Stated goal: Identify the lines that contain the string "warning" and copy all of them.

==== Input ====

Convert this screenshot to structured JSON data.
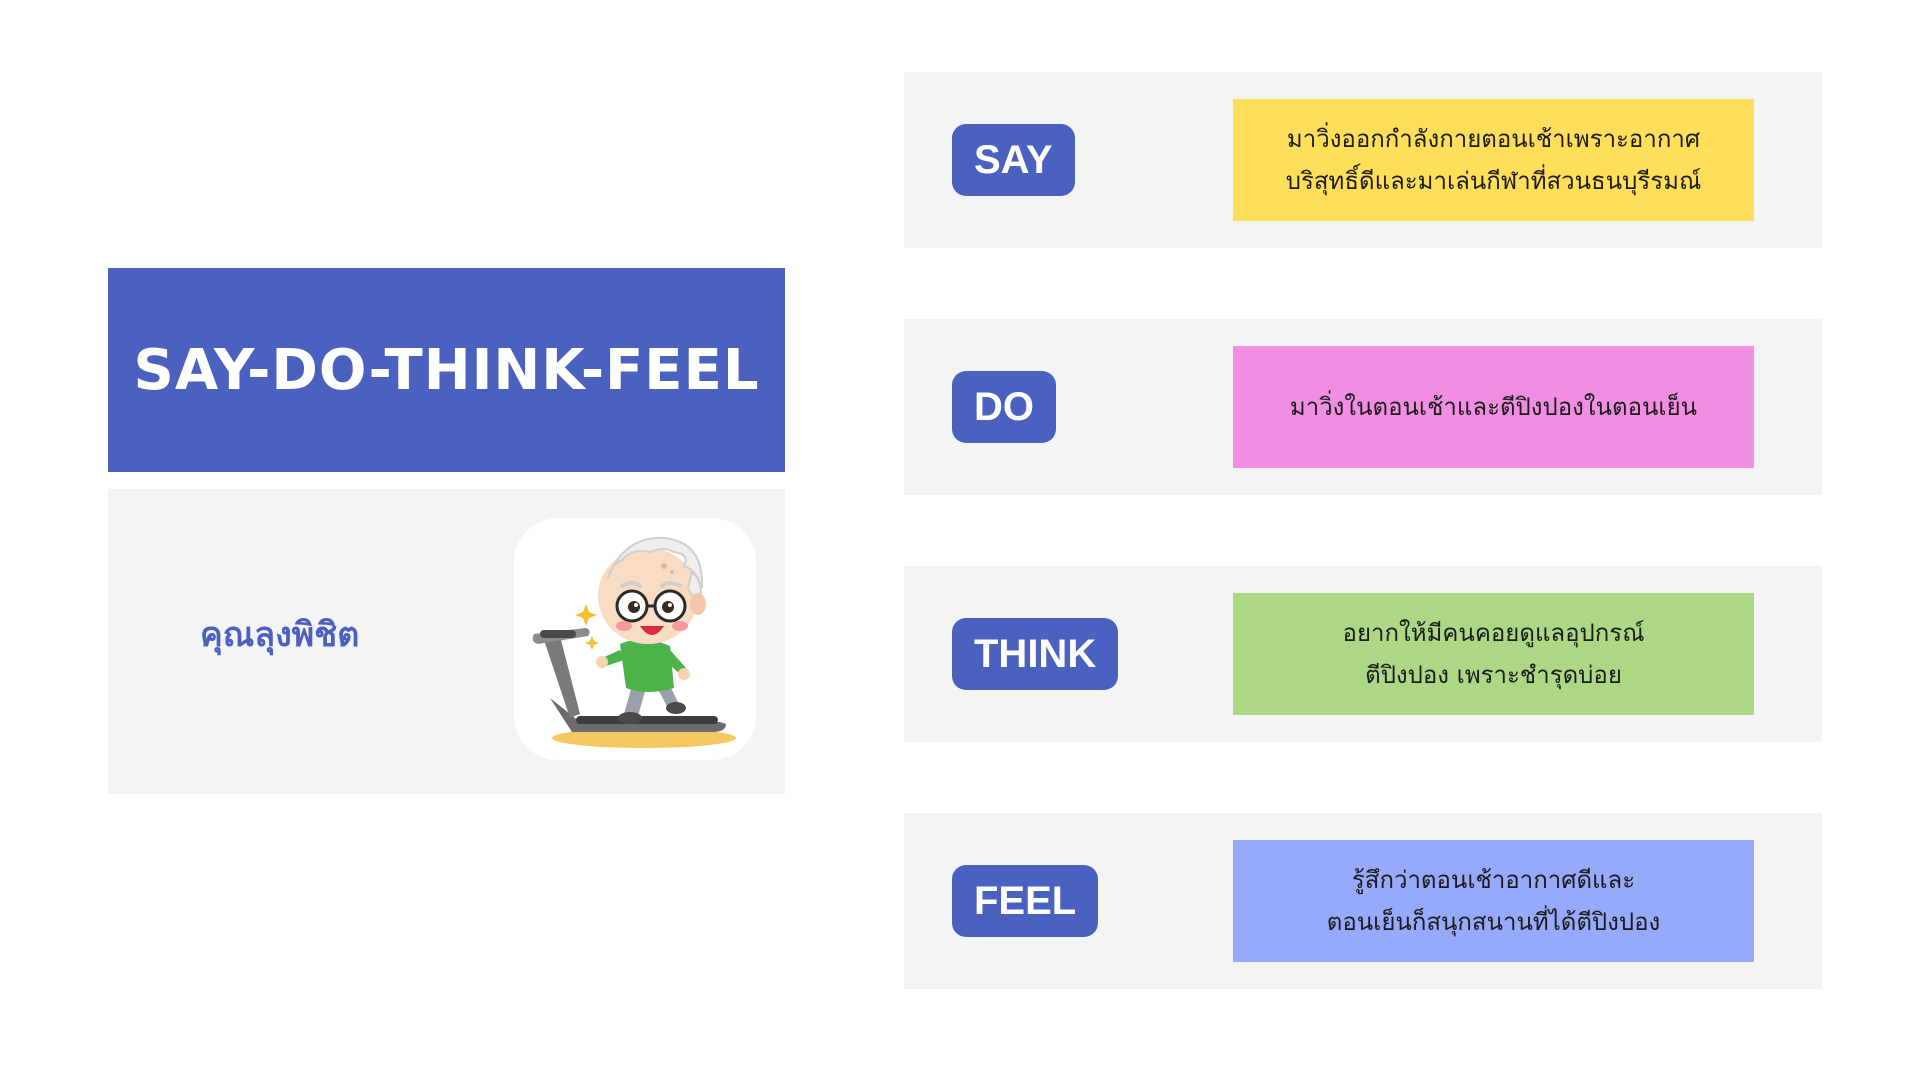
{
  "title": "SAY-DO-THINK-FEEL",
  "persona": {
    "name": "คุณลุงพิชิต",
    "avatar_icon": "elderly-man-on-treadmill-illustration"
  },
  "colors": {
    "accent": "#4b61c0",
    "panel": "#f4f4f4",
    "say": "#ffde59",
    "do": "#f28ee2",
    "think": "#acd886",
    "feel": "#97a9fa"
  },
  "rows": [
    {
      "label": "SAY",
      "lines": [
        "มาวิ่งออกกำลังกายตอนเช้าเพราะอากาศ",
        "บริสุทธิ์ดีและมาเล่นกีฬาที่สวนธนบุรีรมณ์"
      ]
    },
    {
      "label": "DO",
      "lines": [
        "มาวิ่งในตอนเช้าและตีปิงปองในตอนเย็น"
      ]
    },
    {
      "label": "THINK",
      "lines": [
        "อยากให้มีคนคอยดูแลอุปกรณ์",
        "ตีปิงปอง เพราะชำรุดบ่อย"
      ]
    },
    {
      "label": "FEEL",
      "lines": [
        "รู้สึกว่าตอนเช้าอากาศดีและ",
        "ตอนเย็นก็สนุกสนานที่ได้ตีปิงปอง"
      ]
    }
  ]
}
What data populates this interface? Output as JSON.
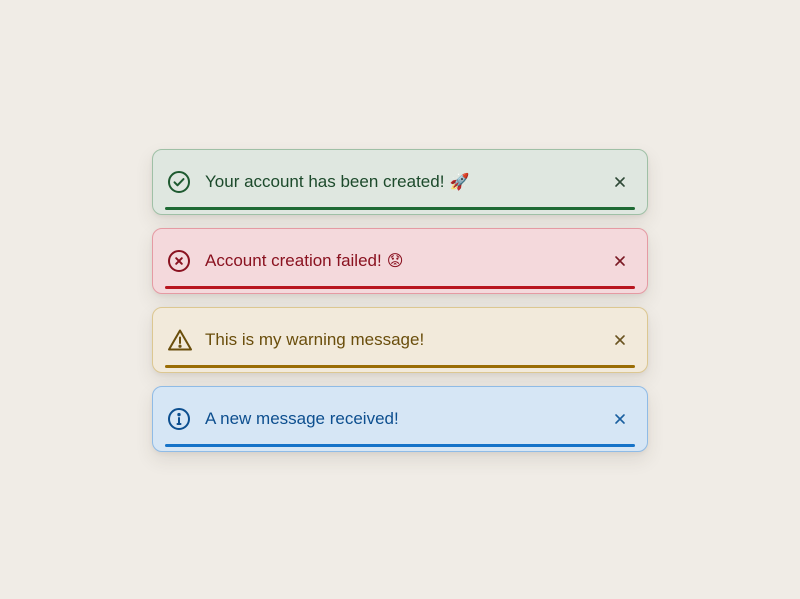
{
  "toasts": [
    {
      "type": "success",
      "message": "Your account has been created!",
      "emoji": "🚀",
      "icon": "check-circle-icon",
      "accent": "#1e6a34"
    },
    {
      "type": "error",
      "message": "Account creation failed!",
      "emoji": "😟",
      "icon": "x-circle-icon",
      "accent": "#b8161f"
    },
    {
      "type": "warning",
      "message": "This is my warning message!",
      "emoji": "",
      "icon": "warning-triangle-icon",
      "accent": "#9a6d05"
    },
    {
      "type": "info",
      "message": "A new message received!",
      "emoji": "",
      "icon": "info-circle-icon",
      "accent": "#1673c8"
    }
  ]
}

====
==== Input ====

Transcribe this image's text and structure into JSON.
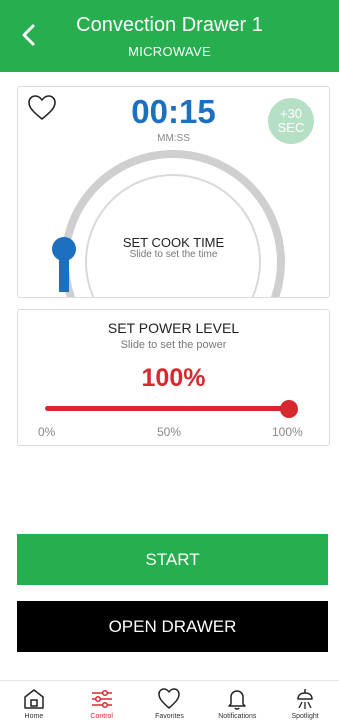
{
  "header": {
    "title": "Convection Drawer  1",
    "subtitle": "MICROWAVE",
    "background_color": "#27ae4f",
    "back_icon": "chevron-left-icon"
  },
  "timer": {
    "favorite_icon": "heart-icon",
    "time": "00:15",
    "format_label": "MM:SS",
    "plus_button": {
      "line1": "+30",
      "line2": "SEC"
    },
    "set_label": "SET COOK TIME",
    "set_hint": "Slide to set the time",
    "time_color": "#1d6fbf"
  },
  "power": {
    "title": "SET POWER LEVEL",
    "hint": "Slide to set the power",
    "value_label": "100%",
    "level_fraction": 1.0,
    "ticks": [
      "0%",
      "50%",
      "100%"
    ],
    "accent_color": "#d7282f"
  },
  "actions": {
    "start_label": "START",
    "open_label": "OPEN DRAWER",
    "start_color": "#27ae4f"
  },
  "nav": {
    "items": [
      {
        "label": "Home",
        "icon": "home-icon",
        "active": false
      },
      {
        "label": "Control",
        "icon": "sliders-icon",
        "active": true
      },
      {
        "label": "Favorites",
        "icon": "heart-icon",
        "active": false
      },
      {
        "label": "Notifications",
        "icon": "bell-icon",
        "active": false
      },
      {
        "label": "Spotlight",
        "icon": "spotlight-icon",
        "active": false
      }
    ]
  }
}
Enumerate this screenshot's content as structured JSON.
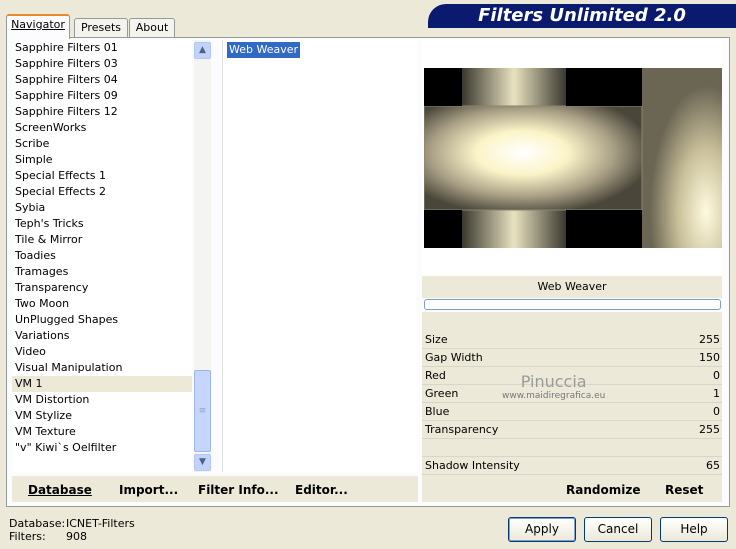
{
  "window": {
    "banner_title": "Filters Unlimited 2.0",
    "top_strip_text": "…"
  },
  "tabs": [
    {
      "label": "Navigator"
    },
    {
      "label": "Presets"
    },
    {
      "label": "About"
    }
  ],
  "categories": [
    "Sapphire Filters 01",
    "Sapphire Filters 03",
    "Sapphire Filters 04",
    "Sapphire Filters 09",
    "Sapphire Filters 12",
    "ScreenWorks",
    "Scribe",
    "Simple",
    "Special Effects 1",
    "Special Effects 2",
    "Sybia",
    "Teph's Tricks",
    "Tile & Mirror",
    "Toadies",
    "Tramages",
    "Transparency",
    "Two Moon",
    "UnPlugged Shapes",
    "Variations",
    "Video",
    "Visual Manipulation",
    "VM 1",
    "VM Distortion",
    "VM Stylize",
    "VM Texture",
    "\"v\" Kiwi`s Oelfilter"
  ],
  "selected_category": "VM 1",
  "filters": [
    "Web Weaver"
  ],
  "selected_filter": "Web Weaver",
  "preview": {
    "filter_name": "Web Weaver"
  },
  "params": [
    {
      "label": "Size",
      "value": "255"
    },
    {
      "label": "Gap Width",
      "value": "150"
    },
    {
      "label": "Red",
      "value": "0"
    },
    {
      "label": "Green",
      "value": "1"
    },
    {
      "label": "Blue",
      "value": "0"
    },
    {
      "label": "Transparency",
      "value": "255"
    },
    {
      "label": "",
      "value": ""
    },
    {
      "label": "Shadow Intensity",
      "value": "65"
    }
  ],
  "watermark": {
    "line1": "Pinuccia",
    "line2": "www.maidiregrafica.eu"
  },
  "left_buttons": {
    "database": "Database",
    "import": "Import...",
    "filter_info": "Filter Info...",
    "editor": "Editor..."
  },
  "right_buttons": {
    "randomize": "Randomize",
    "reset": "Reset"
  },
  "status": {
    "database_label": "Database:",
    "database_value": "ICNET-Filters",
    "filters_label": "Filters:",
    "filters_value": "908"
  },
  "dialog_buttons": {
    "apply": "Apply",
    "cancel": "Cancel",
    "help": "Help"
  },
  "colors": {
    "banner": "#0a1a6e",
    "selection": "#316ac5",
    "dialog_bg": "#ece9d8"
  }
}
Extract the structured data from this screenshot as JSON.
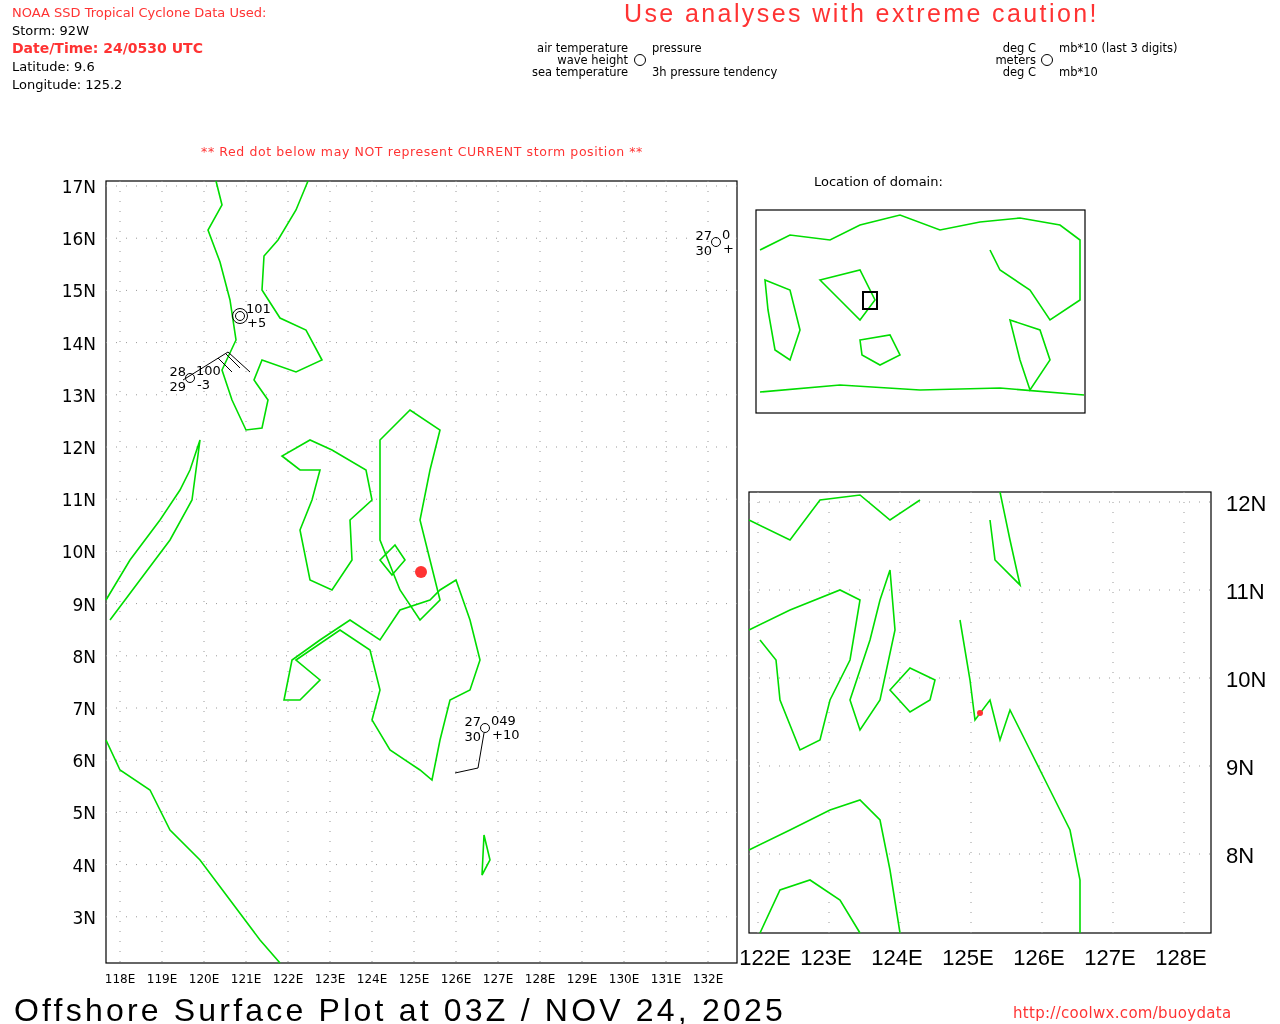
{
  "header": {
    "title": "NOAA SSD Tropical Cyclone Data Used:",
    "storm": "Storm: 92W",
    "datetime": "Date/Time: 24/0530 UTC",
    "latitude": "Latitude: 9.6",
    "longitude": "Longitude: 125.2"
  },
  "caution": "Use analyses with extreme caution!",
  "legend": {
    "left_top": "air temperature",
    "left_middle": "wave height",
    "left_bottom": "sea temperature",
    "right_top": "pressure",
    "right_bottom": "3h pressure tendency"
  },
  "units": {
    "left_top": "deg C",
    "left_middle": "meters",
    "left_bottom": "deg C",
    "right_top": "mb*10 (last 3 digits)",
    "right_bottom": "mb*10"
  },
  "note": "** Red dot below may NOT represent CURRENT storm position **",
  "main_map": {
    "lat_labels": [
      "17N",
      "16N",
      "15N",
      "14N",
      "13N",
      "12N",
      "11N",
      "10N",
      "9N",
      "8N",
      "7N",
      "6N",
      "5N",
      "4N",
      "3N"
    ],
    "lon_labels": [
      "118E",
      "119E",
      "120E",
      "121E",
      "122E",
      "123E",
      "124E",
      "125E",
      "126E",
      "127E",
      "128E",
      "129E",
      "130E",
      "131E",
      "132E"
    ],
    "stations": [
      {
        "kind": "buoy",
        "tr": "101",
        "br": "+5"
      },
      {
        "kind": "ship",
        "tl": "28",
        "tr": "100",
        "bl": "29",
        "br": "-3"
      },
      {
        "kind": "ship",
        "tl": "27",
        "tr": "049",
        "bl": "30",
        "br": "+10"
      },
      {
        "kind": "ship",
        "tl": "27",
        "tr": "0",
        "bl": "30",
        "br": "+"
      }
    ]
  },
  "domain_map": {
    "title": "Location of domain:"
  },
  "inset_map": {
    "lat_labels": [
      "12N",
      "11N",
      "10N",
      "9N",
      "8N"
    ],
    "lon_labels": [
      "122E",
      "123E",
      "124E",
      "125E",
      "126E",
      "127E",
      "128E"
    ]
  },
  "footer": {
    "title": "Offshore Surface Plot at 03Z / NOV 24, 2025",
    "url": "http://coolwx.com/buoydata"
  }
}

====

Task response:
      "type": "warning",
      "message": "This is my warning message!",
      "icon": "warning-triangle-icon",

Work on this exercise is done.